• Records contained in a dataset

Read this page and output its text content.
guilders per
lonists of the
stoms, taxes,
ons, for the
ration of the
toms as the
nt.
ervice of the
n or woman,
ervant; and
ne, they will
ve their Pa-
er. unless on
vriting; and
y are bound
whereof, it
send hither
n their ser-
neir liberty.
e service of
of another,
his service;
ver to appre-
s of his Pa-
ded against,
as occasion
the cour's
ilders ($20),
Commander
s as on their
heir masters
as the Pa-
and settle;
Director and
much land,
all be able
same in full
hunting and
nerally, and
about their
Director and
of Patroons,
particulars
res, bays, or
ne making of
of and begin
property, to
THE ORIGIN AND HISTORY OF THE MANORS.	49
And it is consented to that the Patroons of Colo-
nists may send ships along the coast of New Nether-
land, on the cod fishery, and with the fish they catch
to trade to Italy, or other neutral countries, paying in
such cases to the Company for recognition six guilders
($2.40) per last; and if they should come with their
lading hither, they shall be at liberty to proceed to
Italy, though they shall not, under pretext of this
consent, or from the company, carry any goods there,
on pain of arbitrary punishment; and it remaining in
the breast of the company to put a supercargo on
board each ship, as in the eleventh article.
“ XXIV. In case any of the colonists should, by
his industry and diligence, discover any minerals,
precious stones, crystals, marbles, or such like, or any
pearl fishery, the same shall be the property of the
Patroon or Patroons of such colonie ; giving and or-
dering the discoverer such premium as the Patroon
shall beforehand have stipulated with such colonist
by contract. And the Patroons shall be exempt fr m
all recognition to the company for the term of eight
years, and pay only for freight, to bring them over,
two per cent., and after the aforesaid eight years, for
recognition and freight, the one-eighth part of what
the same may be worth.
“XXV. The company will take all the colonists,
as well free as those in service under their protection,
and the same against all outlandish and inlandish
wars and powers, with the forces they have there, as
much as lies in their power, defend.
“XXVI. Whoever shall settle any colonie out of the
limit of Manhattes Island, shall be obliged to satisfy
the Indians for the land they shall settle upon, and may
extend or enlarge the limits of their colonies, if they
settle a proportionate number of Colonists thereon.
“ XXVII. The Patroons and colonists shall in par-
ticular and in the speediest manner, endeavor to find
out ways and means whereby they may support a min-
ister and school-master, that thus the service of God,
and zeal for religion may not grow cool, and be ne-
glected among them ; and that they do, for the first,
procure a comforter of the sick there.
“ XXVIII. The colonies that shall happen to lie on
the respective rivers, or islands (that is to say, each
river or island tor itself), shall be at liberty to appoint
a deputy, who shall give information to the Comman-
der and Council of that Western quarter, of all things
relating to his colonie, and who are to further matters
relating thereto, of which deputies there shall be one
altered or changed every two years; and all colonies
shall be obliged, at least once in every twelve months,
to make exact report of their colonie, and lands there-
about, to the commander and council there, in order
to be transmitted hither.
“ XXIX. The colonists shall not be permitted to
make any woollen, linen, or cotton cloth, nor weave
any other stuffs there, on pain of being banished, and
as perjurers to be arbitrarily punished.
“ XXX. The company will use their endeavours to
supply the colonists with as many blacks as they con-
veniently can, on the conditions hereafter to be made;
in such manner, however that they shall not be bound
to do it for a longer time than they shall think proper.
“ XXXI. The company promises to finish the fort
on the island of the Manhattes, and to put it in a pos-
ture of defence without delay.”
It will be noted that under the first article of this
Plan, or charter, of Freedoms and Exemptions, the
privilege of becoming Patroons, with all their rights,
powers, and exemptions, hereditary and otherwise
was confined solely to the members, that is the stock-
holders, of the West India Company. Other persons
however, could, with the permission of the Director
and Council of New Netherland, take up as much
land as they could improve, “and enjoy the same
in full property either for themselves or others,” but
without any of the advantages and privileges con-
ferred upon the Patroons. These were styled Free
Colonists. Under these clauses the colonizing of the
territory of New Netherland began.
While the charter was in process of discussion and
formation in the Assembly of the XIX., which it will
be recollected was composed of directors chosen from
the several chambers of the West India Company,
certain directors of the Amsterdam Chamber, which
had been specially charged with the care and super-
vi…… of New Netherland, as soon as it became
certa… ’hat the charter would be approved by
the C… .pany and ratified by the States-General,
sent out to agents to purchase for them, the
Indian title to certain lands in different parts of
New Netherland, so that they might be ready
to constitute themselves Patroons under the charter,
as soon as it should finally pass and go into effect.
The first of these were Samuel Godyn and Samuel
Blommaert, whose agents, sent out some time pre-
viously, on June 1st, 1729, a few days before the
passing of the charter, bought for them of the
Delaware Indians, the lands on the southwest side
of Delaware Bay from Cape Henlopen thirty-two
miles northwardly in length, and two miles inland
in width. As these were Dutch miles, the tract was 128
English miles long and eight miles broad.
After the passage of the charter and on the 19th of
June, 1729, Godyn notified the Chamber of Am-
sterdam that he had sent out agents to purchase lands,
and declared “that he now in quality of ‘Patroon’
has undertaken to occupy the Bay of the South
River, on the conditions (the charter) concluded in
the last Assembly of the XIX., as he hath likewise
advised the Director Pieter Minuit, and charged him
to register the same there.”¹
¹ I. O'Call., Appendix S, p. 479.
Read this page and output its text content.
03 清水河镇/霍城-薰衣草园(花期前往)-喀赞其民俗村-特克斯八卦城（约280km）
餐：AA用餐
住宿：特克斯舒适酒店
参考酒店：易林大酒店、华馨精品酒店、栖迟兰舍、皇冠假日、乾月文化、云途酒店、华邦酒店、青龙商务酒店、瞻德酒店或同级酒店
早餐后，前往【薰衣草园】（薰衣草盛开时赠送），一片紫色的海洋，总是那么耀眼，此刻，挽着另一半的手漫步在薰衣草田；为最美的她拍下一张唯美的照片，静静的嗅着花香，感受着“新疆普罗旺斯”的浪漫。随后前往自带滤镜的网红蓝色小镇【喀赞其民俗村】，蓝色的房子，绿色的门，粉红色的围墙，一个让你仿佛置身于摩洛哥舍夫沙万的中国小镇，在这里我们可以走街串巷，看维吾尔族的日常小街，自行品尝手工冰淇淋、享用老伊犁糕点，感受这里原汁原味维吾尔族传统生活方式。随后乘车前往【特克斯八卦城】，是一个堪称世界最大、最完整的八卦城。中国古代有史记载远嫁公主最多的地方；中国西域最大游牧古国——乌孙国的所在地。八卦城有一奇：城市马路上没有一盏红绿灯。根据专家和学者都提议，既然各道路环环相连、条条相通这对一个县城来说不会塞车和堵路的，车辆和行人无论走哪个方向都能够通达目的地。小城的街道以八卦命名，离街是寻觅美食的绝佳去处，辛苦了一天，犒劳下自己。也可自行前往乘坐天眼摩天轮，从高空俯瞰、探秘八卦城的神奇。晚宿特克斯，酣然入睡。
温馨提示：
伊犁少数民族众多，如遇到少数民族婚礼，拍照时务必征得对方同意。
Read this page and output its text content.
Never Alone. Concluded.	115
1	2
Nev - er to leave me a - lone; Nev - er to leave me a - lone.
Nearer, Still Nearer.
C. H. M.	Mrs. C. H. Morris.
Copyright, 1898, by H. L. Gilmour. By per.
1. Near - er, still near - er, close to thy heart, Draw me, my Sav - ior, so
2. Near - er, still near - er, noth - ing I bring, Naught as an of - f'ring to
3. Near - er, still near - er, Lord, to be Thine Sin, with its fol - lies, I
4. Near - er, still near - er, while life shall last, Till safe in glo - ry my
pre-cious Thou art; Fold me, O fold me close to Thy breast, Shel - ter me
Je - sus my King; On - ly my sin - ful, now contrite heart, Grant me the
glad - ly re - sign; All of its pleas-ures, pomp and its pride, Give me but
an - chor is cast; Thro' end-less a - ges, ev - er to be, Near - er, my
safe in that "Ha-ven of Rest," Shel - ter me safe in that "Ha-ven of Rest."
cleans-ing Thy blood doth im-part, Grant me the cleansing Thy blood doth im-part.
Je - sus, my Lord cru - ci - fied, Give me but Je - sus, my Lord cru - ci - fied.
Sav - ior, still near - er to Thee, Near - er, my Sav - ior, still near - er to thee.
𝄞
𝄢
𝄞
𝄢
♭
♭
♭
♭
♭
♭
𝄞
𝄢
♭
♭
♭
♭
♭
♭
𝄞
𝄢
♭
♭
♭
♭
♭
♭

• WHAT THE EXERCISE ASKS
Count the lines that hold the string "safe", and reply with that number alone.

• RESULT
2